Task requirements » What follows are records. Restate all of them word for word.

● ● ● ●

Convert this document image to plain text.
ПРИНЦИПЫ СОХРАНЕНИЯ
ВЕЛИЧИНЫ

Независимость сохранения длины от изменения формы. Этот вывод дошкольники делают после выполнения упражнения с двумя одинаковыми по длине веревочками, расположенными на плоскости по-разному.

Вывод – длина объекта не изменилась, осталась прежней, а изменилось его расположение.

● ● ● ●

The solution »
Convert this document image to plain text.
ПРИНЦИПЫ СОХРАНЕНИЯ
ВЕЛИЧИНЫ

Независимость сохранения длины от изменения формы. Этот вывод дошкольники делают после выполнения упражнения с двумя одинаковыми по длине веревочками, расположенными на плоскости по-разному.

Вывод – длина объекта не изменилась, осталась прежней, а изменилось его расположение.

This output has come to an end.